■ Task statement:
Transcribe the data that follows precisely, omitting nothing.

■ Stored records:

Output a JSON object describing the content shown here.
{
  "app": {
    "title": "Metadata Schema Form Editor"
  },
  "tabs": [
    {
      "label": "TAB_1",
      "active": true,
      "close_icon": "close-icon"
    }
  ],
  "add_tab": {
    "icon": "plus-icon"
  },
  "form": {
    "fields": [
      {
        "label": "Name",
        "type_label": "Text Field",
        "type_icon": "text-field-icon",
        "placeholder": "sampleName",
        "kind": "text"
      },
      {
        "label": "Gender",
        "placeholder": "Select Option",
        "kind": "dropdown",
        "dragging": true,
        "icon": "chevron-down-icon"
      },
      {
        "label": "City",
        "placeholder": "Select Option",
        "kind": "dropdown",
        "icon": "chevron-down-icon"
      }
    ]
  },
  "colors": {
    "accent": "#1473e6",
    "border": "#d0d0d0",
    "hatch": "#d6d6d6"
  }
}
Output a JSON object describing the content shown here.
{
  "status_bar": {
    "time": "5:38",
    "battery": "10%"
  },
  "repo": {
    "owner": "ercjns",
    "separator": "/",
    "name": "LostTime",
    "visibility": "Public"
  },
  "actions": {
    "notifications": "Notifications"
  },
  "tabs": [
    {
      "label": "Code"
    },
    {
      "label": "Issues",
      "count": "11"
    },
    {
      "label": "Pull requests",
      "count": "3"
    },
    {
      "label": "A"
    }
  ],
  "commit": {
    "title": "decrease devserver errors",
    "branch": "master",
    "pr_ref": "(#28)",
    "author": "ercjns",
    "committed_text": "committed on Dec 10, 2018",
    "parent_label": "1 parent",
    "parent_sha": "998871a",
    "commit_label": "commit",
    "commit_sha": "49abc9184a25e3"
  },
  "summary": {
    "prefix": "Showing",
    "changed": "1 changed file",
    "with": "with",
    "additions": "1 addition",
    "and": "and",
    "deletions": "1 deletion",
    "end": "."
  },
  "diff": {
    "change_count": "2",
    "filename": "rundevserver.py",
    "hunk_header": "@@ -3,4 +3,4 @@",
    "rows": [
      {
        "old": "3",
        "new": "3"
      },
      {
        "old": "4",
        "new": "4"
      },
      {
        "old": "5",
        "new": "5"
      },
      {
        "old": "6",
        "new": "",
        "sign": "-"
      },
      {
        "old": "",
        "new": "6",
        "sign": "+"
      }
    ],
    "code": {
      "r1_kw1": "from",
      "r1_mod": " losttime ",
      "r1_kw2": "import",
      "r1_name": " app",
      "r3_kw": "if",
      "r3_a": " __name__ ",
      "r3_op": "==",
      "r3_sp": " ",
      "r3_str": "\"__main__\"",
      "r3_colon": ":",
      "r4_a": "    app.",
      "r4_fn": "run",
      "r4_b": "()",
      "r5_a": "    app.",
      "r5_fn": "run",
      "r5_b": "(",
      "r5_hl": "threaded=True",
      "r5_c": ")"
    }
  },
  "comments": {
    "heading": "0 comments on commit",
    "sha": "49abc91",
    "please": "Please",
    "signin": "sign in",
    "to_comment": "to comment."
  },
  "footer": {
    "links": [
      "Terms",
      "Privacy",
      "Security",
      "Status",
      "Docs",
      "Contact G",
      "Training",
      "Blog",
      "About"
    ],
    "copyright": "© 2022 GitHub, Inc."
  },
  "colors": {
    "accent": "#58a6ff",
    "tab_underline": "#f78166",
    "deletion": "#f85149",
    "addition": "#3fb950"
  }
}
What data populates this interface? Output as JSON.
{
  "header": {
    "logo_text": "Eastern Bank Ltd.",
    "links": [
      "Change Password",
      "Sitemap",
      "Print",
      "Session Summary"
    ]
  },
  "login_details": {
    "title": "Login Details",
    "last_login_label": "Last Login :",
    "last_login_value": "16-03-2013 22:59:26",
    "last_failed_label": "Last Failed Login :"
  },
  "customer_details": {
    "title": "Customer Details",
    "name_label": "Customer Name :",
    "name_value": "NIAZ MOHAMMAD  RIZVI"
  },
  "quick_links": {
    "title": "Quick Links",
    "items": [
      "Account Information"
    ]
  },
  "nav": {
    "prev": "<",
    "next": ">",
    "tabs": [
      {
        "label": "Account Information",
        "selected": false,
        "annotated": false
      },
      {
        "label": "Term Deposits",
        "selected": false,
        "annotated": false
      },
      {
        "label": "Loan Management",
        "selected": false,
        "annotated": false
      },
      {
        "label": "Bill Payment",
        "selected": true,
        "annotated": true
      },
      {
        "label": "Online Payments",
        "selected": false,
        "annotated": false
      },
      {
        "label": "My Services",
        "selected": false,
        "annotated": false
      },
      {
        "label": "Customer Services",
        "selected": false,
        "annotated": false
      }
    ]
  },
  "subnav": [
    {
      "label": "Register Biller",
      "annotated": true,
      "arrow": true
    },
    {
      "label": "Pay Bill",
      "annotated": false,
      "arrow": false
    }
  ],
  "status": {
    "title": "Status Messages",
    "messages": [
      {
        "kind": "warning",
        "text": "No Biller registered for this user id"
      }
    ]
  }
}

■ Exercise solution:
Output a JSON object describing the content shown here.
{
  "app": {
    "title": "Metadata Schema Form Editor"
  },
  "tabs": [
    {
      "label": "TAB_1",
      "active": true,
      "close_icon": "close-icon"
    }
  ],
  "add_tab": {
    "icon": "plus-icon"
  },
  "form": {
    "fields": [
      {
        "label": "Name",
        "type_label": "Text Field",
        "type_icon": "text-field-icon",
        "placeholder": "sampleName",
        "kind": "text"
      },
      {
        "label": "Gender",
        "placeholder": "Select Option",
        "kind": "dropdown",
        "dragging": true,
        "icon": "chevron-down-icon"
      },
      {
        "label": "City",
        "placeholder": "Select Option",
        "kind": "dropdown",
        "icon": "chevron-down-icon"
      }
    ]
  },
  "colors": {
    "accent": "#1473e6",
    "border": "#d0d0d0",
    "hatch": "#d6d6d6"
  }
}
Output a JSON object describing the content shown here.
{
  "status_bar": {
    "time": "5:38",
    "battery": "10%"
  },
  "repo": {
    "owner": "ercjns",
    "separator": "/",
    "name": "LostTime",
    "visibility": "Public"
  },
  "actions": {
    "notifications": "Notifications"
  },
  "tabs": [
    {
      "label": "Code"
    },
    {
      "label": "Issues",
      "count": "11"
    },
    {
      "label": "Pull requests",
      "count": "3"
    },
    {
      "label": "A"
    }
  ],
  "commit": {
    "title": "decrease devserver errors",
    "branch": "master",
    "pr_ref": "(#28)",
    "author": "ercjns",
    "committed_text": "committed on Dec 10, 2018",
    "parent_label": "1 parent",
    "parent_sha": "998871a",
    "commit_label": "commit",
    "commit_sha": "49abc9184a25e3"
  },
  "summary": {
    "prefix": "Showing",
    "changed": "1 changed file",
    "with": "with",
    "additions": "1 addition",
    "and": "and",
    "deletions": "1 deletion",
    "end": "."
  },
  "diff": {
    "change_count": "2",
    "filename": "rundevserver.py",
    "hunk_header": "@@ -3,4 +3,4 @@",
    "rows": [
      {
        "old": "3",
        "new": "3"
      },
      {
        "old": "4",
        "new": "4"
      },
      {
        "old": "5",
        "new": "5"
      },
      {
        "old": "6",
        "new": "",
        "sign": "-"
      },
      {
        "old": "",
        "new": "6",
        "sign": "+"
      }
    ],
    "code": {
      "r1_kw1": "from",
      "r1_mod": " losttime ",
      "r1_kw2": "import",
      "r1_name": " app",
      "r3_kw": "if",
      "r3_a": " __name__ ",
      "r3_op": "==",
      "r3_sp": " ",
      "r3_str": "\"__main__\"",
      "r3_colon": ":",
      "r4_a": "    app.",
      "r4_fn": "run",
      "r4_b": "()",
      "r5_a": "    app.",
      "r5_fn": "run",
      "r5_b": "(",
      "r5_hl": "threaded=True",
      "r5_c": ")"
    }
  },
  "comments": {
    "heading": "0 comments on commit",
    "sha": "49abc91",
    "please": "Please",
    "signin": "sign in",
    "to_comment": "to comment."
  },
  "footer": {
    "links": [
      "Terms",
      "Privacy",
      "Security",
      "Status",
      "Docs",
      "Contact G",
      "Training",
      "Blog",
      "About"
    ],
    "copyright": "© 2022 GitHub, Inc."
  },
  "colors": {
    "accent": "#58a6ff",
    "tab_underline": "#f78166",
    "deletion": "#f85149",
    "addition": "#3fb950"
  }
}
What data populates this interface? Output as JSON.
{
  "header": {
    "logo_text": "Eastern Bank Ltd.",
    "links": [
      "Change Password",
      "Sitemap",
      "Print",
      "Session Summary"
    ]
  },
  "login_details": {
    "title": "Login Details",
    "last_login_label": "Last Login :",
    "last_login_value": "16-03-2013 22:59:26",
    "last_failed_label": "Last Failed Login :"
  },
  "customer_details": {
    "title": "Customer Details",
    "name_label": "Customer Name :",
    "name_value": "NIAZ MOHAMMAD  RIZVI"
  },
  "quick_links": {
    "title": "Quick Links",
    "items": [
      "Account Information"
    ]
  },
  "nav": {
    "prev": "<",
    "next": ">",
    "tabs": [
      {
        "label": "Account Information",
        "selected": false,
        "annotated": false
      },
      {
        "label": "Term Deposits",
        "selected": false,
        "annotated": false
      },
      {
        "label": "Loan Management",
        "selected": false,
        "annotated": false
      },
      {
        "label": "Bill Payment",
        "selected": true,
        "annotated": true
      },
      {
        "label": "Online Payments",
        "selected": false,
        "annotated": false
      },
      {
        "label": "My Services",
        "selected": false,
        "annotated": false
      },
      {
        "label": "Customer Services",
        "selected": false,
        "annotated": false
      }
    ]
  },
  "subnav": [
    {
      "label": "Register Biller",
      "annotated": true,
      "arrow": true
    },
    {
      "label": "Pay Bill",
      "annotated": false,
      "arrow": false
    }
  ],
  "status": {
    "title": "Status Messages",
    "messages": [
      {
        "kind": "warning",
        "text": "No Biller registered for this user id"
      }
    ]
  }
}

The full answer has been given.